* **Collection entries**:
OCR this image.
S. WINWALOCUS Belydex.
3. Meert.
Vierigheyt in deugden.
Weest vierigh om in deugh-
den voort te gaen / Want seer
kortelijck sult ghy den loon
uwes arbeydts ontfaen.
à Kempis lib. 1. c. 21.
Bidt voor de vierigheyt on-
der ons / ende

* **Goal**: Repeat the material above in full, keeping every word.

* **Correct result**:
OCR this image.
S. WINWALOCUS Belydex.
3. Meert.
Vierigheyt in deugden.
Weest vierigh om in deugh-
den voort te gaen / Want seer
kortelijck sult ghy den loon
uwes arbeydts ontfaen.
à Kempis lib. 1. c. 21.
Bidt voor de vierigheyt on-
der ons / ende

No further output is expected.